Try it:
I would like every line of the records below that contains the word "FlyBase" copied.
---------- Study material ----------
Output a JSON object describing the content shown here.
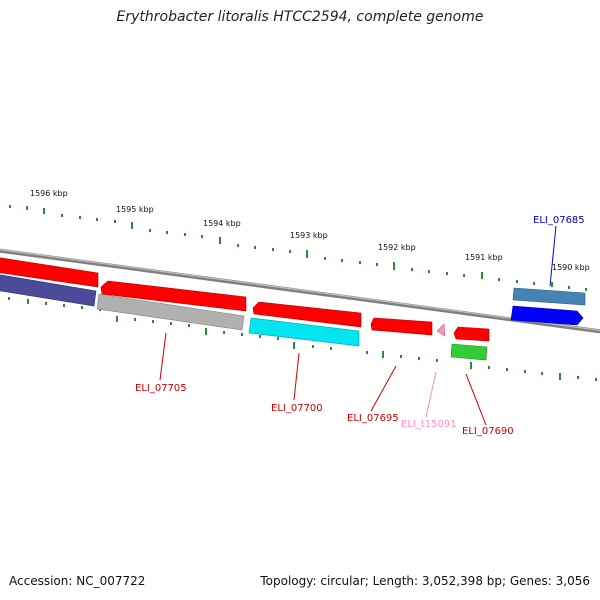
{
  "title": "Erythrobacter litoralis HTCC2594, complete genome",
  "footer": {
    "accession": "Accession: NC_007722",
    "topology": "Topology: circular; Length: 3,052,398 bp; Genes: 3,056"
  },
  "scale_labels": [
    "1596 kbp",
    "1595 kbp",
    "1594 kbp",
    "1593 kbp",
    "1592 kbp",
    "1591 kbp",
    "1590 kbp"
  ],
  "gene_labels": [
    "ELI_07705",
    "ELI_07700",
    "ELI_07695",
    "ELI_t15091",
    "ELI_07690",
    "ELI_07685"
  ],
  "colors": {
    "backbone": "#808080",
    "ticks": "#2e8b2e",
    "red": "#ff0000",
    "navy": "#4b4b9a",
    "grey": "#b0b0b0",
    "cyan": "#00e5ee",
    "green": "#32cd32",
    "pink": "#ff8fbf",
    "steel": "#4682b4",
    "blue": "#0000ff",
    "label_red": "#cc0000",
    "label_pink": "#ff8fbf",
    "label_blue": "#0000cc"
  }
}
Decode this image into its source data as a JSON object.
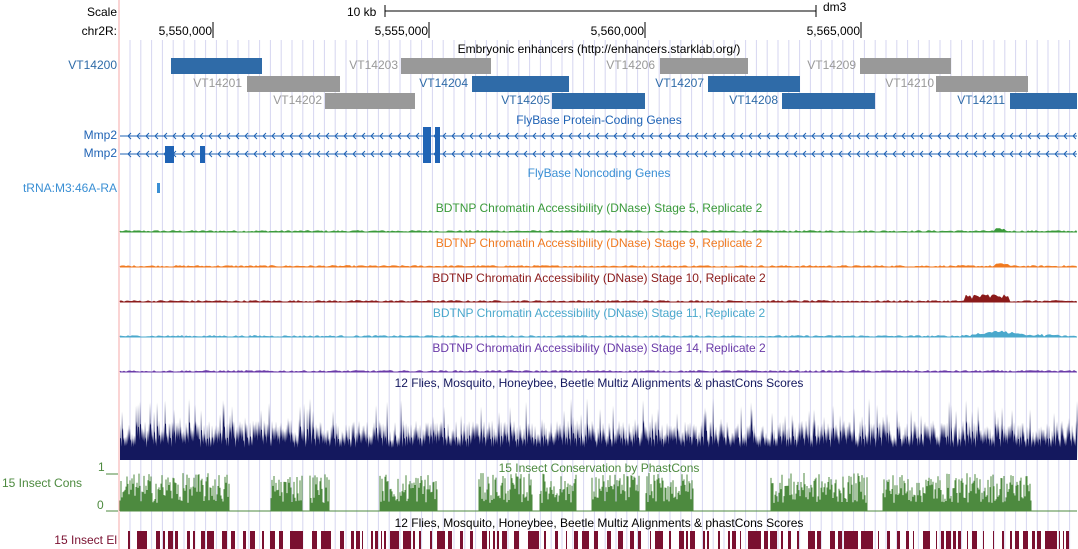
{
  "ruler": {
    "scale_label": "Scale",
    "scale_value": "10 kb",
    "assembly": "dm3",
    "chrom_label": "chr2R:",
    "positions": [
      "5,550,000",
      "5,555,000",
      "5,560,000",
      "5,565,000"
    ]
  },
  "enhancers": {
    "title": "Embryonic enhancers (http://enhancers.starklab.org/)",
    "items": [
      {
        "name": "VT14200",
        "color": "#2f6ba8"
      },
      {
        "name": "VT14201",
        "color": "#999999"
      },
      {
        "name": "VT14202",
        "color": "#999999"
      },
      {
        "name": "VT14203",
        "color": "#999999"
      },
      {
        "name": "VT14204",
        "color": "#2f6ba8"
      },
      {
        "name": "VT14205",
        "color": "#2f6ba8"
      },
      {
        "name": "VT14206",
        "color": "#999999"
      },
      {
        "name": "VT14207",
        "color": "#2f6ba8"
      },
      {
        "name": "VT14208",
        "color": "#2f6ba8"
      },
      {
        "name": "VT14209",
        "color": "#999999"
      },
      {
        "name": "VT14210",
        "color": "#999999"
      },
      {
        "name": "VT14211",
        "color": "#2f6ba8"
      }
    ]
  },
  "coding_genes": {
    "title": "FlyBase Protein-Coding Genes",
    "genes": [
      "Mmp2",
      "Mmp2"
    ],
    "color": "#1f63b5"
  },
  "noncoding_genes": {
    "title": "FlyBase Noncoding Genes",
    "genes": [
      "tRNA:M3:46A-RA"
    ],
    "color": "#3a8fd4"
  },
  "dnase_tracks": [
    {
      "title": "BDTNP Chromatin Accessibility (DNase) Stage 5, Replicate 2",
      "color": "#3a9a3a"
    },
    {
      "title": "BDTNP Chromatin Accessibility (DNase) Stage 9, Replicate 2",
      "color": "#f07a20"
    },
    {
      "title": "BDTNP Chromatin Accessibility (DNase) Stage 10, Replicate 2",
      "color": "#8b1a1a"
    },
    {
      "title": "BDTNP Chromatin Accessibility (DNase) Stage 11, Replicate 2",
      "color": "#4aa8cc"
    },
    {
      "title": "BDTNP Chromatin Accessibility (DNase) Stage 14, Replicate 2",
      "color": "#6a3aa8"
    }
  ],
  "multiz": {
    "title": "12 Flies, Mosquito, Honeybee, Beetle Multiz Alignments & phastCons Scores",
    "color": "#14185e"
  },
  "insect_cons": {
    "label": "15 Insect Cons",
    "title": "15 Insect Conservation by PhastCons",
    "ymax": "1",
    "ymin": "0",
    "color": "#4d8a3f"
  },
  "insect_el": {
    "label": "15 Insect El",
    "title": "12 Flies, Mosquito, Honeybee, Beetle Multiz Alignments & phastCons Scores",
    "color": "#7a1030"
  },
  "colors": {
    "guide_line": "#d6d6f0",
    "left_border": "#f4a8a8",
    "ruler": "#000000"
  }
}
----------
Response:
    "title": "FlyBase Protein-Coding Genes",
    "title": "FlyBase Noncoding Genes",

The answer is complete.